◆ AUFGABE: Stelle die Zeilen vom Anfang der Datensätze bis einschließlich der Zeile mit "colorbar-swatch: [382, 616, 415, 639]" als nummerierte Liste dar und lass dabei Leerzeilen weg.

##### DATEN ZUR AUFGABE

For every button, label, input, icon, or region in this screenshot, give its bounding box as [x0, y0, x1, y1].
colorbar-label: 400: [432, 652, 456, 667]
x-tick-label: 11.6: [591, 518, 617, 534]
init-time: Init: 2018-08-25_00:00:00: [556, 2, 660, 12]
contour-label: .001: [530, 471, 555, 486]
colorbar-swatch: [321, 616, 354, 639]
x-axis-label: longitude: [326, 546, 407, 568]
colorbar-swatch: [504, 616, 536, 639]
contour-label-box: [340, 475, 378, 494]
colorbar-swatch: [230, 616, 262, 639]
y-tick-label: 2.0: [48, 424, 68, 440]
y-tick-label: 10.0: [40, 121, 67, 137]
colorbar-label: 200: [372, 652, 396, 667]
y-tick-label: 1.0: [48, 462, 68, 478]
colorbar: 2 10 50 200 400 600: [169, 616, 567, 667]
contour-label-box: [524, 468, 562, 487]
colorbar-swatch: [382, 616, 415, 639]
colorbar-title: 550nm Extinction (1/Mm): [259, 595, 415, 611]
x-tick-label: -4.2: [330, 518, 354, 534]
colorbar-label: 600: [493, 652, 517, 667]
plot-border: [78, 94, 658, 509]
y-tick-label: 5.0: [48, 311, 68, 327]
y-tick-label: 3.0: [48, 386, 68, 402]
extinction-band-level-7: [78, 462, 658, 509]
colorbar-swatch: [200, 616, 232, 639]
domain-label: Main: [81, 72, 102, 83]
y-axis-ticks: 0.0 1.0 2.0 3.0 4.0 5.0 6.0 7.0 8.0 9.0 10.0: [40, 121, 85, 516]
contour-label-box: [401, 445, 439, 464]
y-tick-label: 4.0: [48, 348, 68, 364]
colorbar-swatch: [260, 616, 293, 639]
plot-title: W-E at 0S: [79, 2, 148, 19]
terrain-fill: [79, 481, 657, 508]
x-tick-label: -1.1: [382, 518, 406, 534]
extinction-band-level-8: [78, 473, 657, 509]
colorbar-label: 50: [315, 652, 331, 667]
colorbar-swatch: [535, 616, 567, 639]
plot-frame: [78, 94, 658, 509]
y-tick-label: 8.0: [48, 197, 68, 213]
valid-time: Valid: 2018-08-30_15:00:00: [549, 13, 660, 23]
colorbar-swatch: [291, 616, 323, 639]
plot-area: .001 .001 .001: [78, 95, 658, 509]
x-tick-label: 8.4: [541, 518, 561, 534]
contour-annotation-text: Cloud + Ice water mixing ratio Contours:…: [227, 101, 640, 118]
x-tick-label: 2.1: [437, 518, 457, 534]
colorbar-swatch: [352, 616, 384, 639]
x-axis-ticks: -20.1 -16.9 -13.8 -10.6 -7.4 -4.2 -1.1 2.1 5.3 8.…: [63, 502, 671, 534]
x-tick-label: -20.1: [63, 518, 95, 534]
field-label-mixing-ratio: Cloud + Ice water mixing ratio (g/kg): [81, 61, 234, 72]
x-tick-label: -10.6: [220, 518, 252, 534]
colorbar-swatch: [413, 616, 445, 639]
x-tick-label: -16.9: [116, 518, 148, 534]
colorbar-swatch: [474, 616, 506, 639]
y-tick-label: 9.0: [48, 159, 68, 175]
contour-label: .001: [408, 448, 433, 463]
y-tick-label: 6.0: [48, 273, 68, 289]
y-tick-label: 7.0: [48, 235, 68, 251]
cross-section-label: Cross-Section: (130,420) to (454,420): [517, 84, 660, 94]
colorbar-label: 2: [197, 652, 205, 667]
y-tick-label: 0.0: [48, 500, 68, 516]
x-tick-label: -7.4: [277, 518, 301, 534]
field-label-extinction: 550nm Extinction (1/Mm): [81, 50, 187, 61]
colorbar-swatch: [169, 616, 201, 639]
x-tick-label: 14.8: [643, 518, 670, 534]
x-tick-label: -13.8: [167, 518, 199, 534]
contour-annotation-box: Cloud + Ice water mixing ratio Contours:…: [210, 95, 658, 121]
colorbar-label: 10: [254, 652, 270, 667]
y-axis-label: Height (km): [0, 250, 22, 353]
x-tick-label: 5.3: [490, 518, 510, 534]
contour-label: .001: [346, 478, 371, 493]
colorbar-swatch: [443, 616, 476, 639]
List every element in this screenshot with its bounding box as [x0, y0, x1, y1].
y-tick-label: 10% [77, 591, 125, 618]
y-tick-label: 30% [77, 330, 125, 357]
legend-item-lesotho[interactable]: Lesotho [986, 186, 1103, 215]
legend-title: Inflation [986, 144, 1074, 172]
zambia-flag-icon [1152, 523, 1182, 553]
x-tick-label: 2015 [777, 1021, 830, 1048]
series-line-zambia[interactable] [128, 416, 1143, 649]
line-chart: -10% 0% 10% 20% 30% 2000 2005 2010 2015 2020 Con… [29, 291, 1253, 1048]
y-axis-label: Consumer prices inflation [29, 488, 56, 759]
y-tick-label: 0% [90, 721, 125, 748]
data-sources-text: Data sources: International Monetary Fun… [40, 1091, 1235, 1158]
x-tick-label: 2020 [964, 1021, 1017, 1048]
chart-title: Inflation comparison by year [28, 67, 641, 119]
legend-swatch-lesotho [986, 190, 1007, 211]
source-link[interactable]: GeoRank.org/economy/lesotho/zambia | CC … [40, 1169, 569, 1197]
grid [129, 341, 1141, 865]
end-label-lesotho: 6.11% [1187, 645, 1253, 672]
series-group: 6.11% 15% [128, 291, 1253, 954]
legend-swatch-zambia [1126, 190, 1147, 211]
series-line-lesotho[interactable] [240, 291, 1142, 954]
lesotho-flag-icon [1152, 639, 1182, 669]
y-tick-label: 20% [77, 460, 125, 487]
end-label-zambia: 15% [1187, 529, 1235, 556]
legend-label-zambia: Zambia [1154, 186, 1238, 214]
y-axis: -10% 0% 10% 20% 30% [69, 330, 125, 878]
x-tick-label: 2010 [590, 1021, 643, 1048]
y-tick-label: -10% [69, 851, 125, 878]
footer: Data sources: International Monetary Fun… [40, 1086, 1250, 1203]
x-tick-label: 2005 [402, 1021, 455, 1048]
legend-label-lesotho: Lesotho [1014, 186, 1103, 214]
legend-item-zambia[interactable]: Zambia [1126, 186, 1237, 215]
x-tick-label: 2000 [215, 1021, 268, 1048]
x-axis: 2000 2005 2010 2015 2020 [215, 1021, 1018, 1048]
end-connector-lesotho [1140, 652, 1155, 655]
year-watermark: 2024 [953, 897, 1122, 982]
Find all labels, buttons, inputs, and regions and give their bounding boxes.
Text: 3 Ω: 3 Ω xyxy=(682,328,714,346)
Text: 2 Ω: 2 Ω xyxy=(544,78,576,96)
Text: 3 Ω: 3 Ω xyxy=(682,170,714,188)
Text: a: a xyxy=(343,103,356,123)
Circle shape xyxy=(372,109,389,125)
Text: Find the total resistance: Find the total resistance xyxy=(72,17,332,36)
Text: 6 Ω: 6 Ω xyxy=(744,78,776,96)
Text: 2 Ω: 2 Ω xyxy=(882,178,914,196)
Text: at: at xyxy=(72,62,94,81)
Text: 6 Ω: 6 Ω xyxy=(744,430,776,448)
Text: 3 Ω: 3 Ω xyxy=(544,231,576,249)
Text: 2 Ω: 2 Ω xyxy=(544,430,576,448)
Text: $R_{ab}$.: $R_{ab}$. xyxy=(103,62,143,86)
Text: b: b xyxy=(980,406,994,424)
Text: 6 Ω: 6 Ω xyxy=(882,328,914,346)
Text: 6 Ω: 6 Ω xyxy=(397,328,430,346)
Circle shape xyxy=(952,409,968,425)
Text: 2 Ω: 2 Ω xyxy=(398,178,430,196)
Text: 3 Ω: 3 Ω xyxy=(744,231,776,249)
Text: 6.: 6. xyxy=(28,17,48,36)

##########

◆ GELÖSTE AUFGABE:
1. For every button, label, input, icon, or region in this screenshot, give its bounding box as [x0, y0, x1, y1].
2. colorbar-label: 400: [432, 652, 456, 667]
3. x-tick-label: 11.6: [591, 518, 617, 534]
4. init-time: Init: 2018-08-25_00:00:00: [556, 2, 660, 12]
5. contour-label: .001: [530, 471, 555, 486]
6. colorbar-swatch: [321, 616, 354, 639]
7. x-axis-label: longitude: [326, 546, 407, 568]
8. colorbar-swatch: [504, 616, 536, 639]
9. contour-label-box: [340, 475, 378, 494]
10. colorbar-swatch: [230, 616, 262, 639]
11. y-tick-label: 2.0: [48, 424, 68, 440]
12. y-tick-label: 10.0: [40, 121, 67, 137]
13. colorbar-label: 200: [372, 652, 396, 667]
14. y-tick-label: 1.0: [48, 462, 68, 478]
15. colorbar: 2 10 50 200 400 600: [169, 616, 567, 667]
16. contour-label-box: [524, 468, 562, 487]
17. colorbar-swatch: [382, 616, 415, 639]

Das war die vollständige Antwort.